======== Records provided ========

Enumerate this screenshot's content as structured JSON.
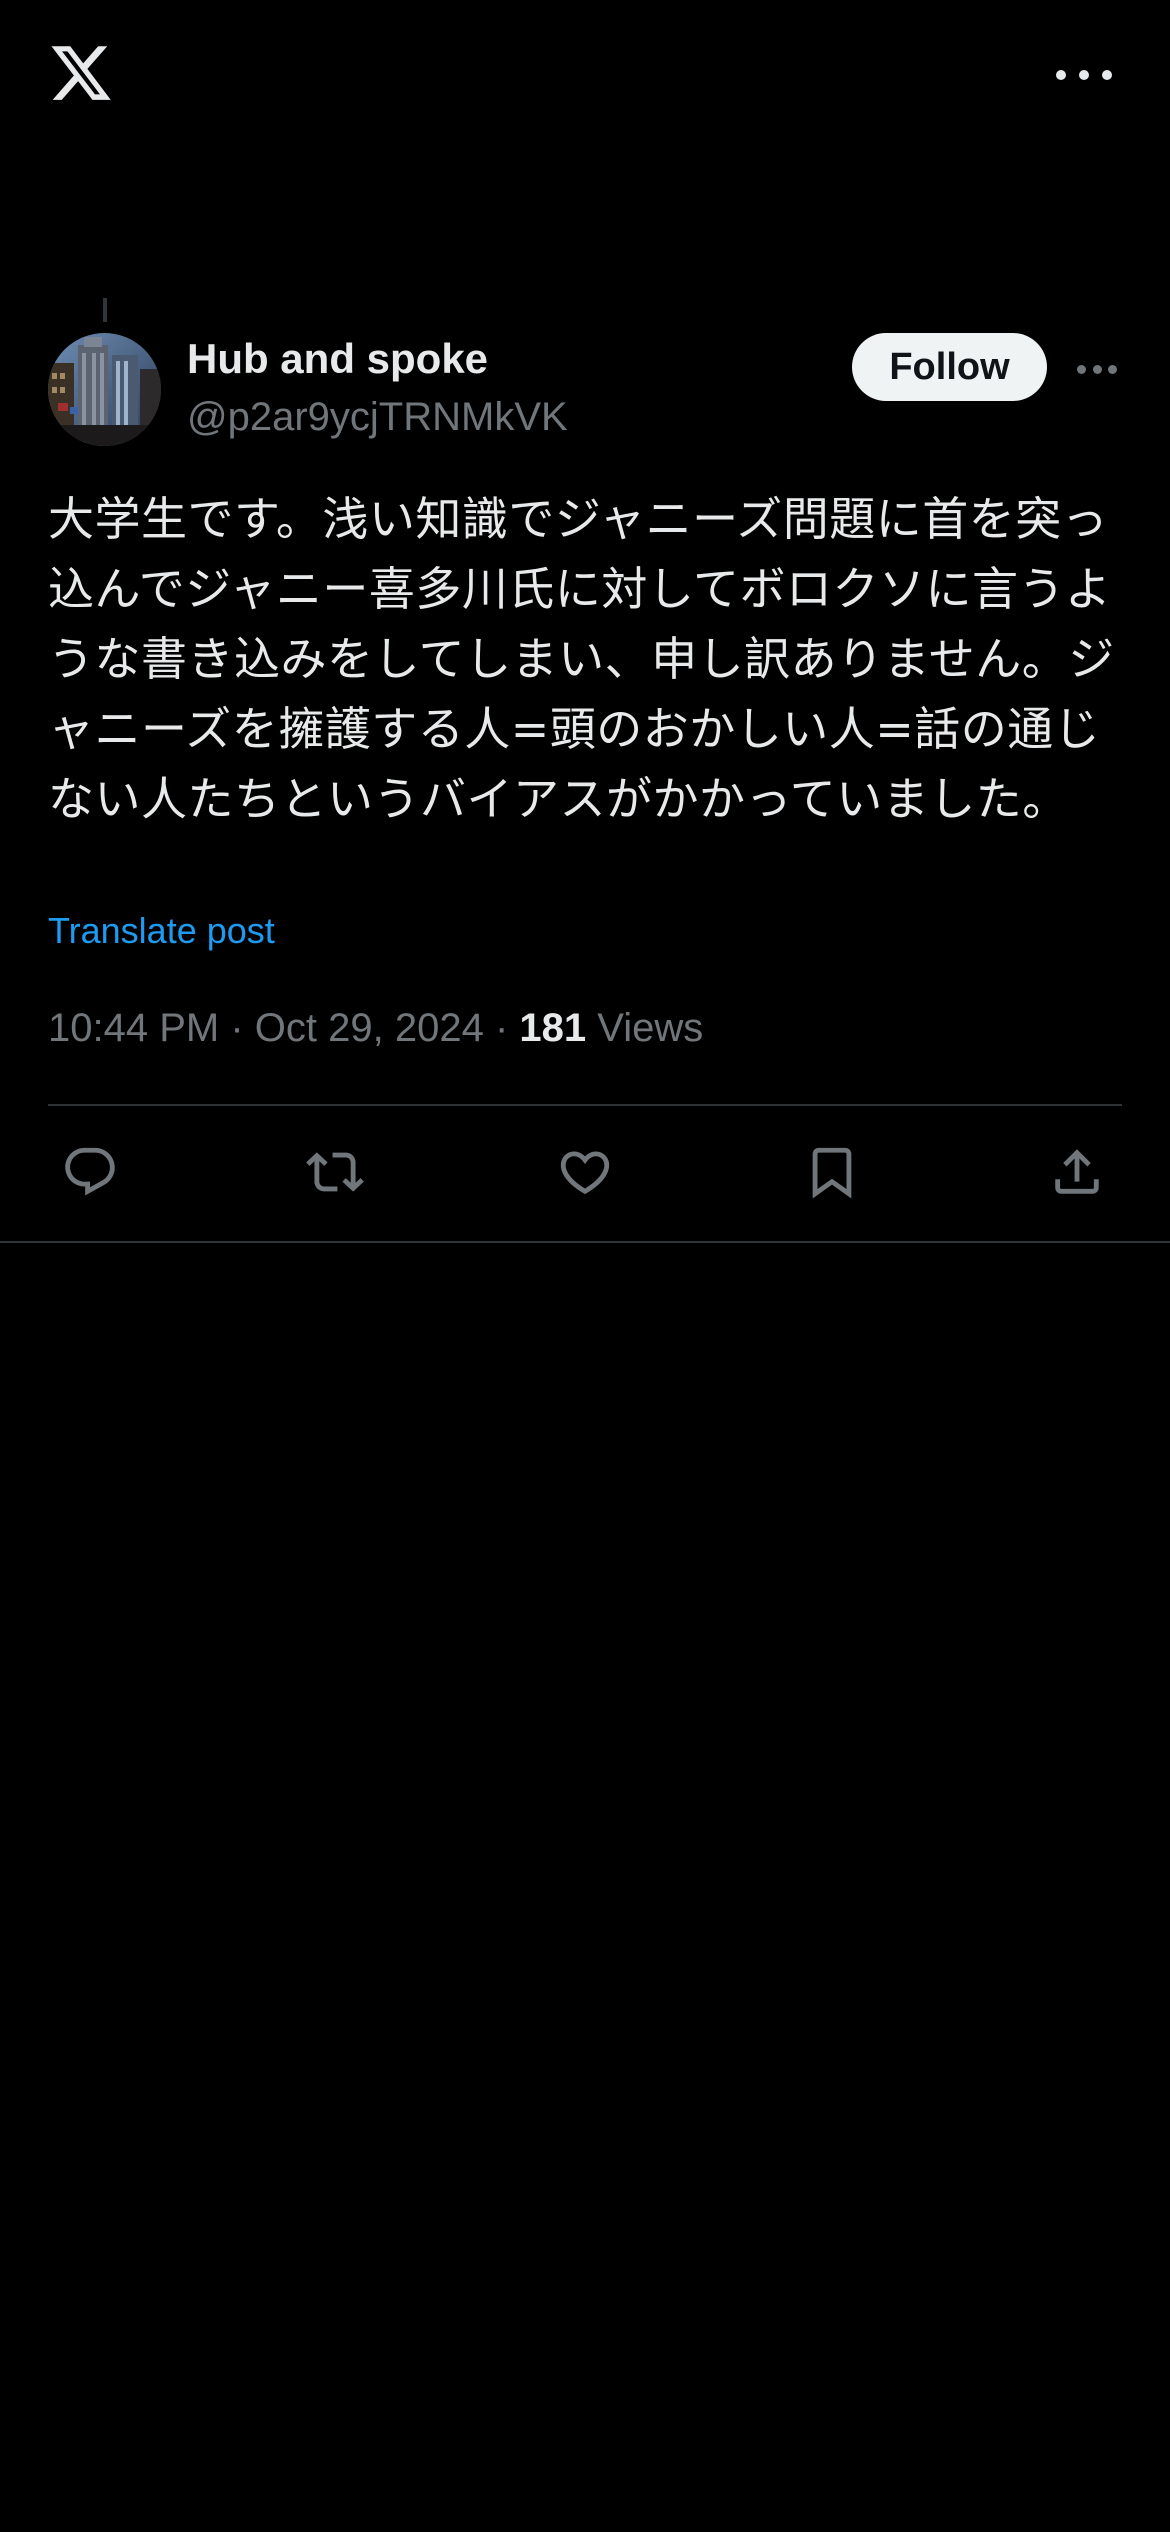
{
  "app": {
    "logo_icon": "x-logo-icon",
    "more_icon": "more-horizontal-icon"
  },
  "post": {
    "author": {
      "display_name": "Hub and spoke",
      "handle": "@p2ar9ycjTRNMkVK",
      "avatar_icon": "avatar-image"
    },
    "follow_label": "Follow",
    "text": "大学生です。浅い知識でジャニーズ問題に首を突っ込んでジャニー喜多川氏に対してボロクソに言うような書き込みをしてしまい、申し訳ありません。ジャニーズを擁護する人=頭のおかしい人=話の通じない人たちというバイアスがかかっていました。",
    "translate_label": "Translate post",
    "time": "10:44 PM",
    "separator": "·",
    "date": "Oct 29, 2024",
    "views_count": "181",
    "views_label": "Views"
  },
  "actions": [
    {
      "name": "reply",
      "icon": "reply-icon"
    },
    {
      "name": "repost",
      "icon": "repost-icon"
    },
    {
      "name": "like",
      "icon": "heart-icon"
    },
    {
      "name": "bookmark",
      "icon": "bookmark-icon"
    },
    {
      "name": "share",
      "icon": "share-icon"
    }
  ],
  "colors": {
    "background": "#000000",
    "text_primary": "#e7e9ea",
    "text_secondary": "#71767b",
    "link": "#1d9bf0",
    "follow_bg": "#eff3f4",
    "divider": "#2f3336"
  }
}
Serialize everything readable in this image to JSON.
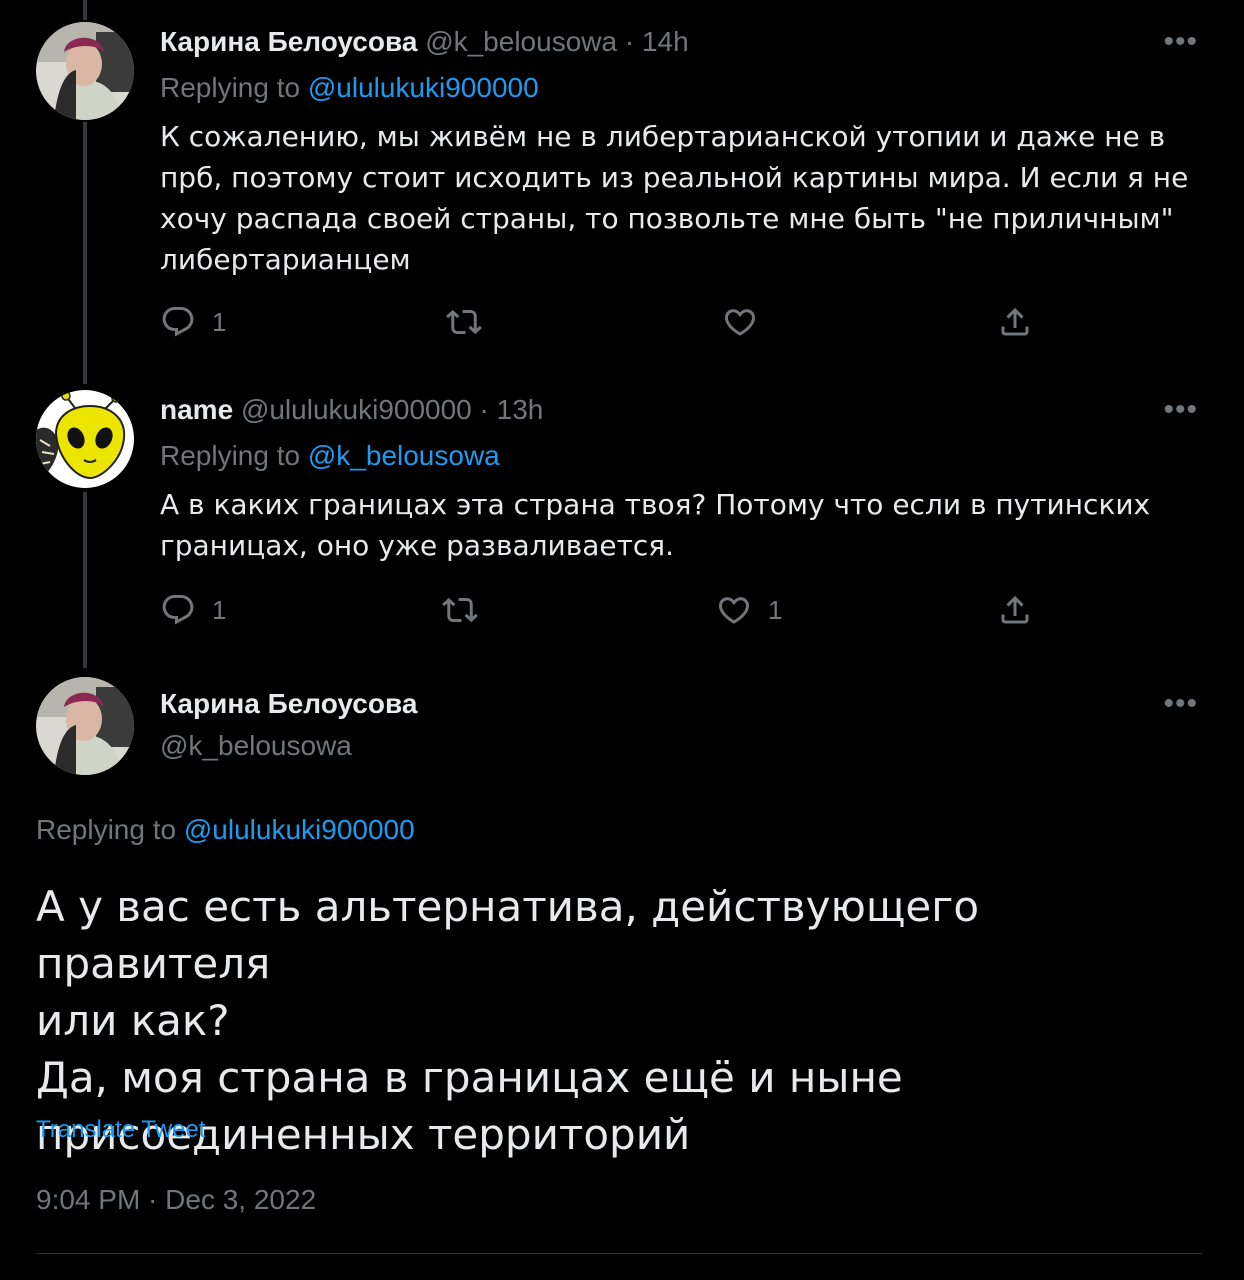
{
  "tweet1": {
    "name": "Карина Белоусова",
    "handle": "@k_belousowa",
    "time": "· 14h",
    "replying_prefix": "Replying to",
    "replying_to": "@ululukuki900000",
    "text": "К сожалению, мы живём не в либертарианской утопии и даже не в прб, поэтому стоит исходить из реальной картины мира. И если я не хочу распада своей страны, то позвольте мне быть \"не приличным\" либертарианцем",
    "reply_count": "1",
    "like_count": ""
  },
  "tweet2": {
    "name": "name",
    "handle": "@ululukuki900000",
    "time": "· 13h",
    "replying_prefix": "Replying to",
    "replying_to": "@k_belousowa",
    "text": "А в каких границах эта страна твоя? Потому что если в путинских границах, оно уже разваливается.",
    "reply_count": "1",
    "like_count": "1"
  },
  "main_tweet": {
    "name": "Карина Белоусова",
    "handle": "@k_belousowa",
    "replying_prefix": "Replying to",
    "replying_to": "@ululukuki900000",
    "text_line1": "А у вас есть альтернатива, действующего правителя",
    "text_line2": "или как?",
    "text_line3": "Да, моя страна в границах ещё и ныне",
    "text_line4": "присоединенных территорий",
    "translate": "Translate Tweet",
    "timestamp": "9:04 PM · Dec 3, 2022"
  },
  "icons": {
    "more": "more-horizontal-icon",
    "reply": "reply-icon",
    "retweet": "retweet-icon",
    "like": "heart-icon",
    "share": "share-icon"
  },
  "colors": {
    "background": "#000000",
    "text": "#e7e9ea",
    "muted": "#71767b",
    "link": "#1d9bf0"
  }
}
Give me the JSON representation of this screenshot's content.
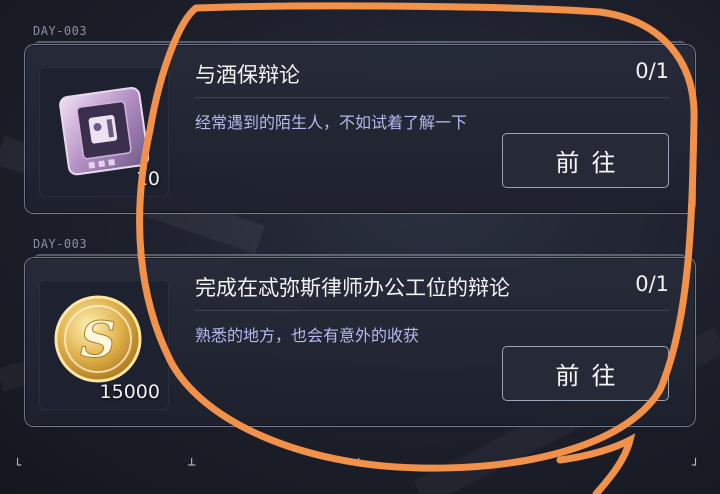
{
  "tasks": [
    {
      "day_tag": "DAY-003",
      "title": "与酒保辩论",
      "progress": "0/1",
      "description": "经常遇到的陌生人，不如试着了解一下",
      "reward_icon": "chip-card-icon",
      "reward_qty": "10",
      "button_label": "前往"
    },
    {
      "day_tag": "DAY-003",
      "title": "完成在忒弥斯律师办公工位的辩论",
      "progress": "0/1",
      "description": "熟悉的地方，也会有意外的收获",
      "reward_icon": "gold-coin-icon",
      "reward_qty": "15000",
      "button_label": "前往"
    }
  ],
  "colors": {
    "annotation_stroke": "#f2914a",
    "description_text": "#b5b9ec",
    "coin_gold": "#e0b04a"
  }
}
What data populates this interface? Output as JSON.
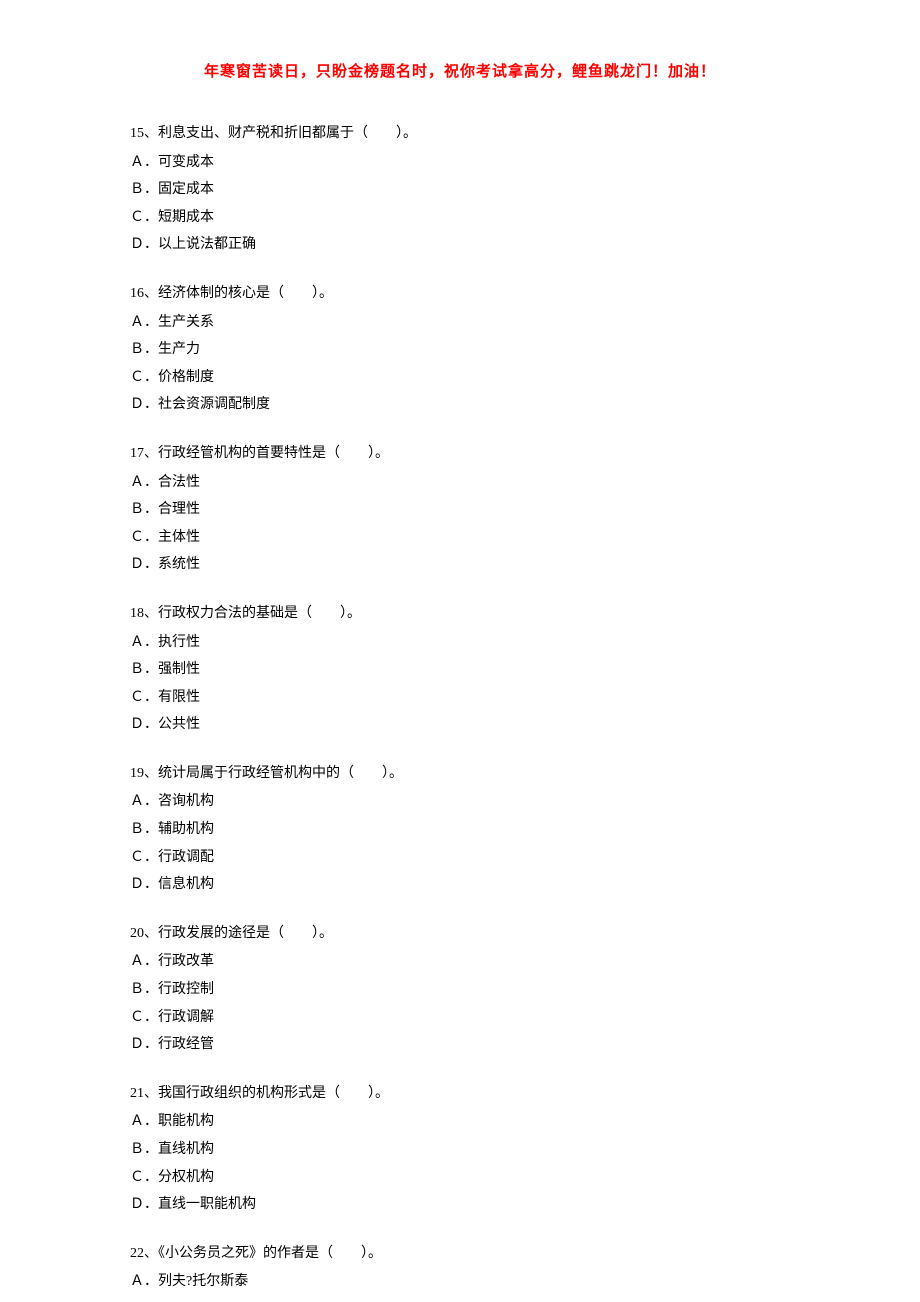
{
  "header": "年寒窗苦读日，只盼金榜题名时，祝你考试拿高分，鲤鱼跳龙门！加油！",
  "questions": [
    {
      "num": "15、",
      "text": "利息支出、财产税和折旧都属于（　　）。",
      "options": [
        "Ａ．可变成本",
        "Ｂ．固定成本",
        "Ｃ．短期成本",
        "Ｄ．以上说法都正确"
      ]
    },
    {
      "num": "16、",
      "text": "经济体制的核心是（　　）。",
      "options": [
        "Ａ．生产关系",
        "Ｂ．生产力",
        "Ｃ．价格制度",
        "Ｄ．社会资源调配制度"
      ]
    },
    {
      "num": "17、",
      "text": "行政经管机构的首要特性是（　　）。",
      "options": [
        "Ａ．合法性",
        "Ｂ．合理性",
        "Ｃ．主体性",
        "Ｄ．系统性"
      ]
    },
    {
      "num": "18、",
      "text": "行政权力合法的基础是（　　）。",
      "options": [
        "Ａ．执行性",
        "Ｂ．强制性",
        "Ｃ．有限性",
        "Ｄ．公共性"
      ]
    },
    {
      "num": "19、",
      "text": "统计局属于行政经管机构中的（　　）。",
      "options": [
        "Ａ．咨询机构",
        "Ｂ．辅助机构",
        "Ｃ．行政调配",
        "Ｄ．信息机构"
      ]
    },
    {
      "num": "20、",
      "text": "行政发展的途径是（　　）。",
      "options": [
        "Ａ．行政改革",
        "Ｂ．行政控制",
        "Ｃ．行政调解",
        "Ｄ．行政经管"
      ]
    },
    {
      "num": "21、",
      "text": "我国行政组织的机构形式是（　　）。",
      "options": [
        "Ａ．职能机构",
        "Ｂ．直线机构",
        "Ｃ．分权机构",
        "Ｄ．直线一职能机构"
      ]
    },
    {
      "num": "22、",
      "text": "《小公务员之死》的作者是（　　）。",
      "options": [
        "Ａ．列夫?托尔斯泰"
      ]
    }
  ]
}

========

Task statement: Say how many lines above contain the string "share". Answer with the number only.

Task output: 3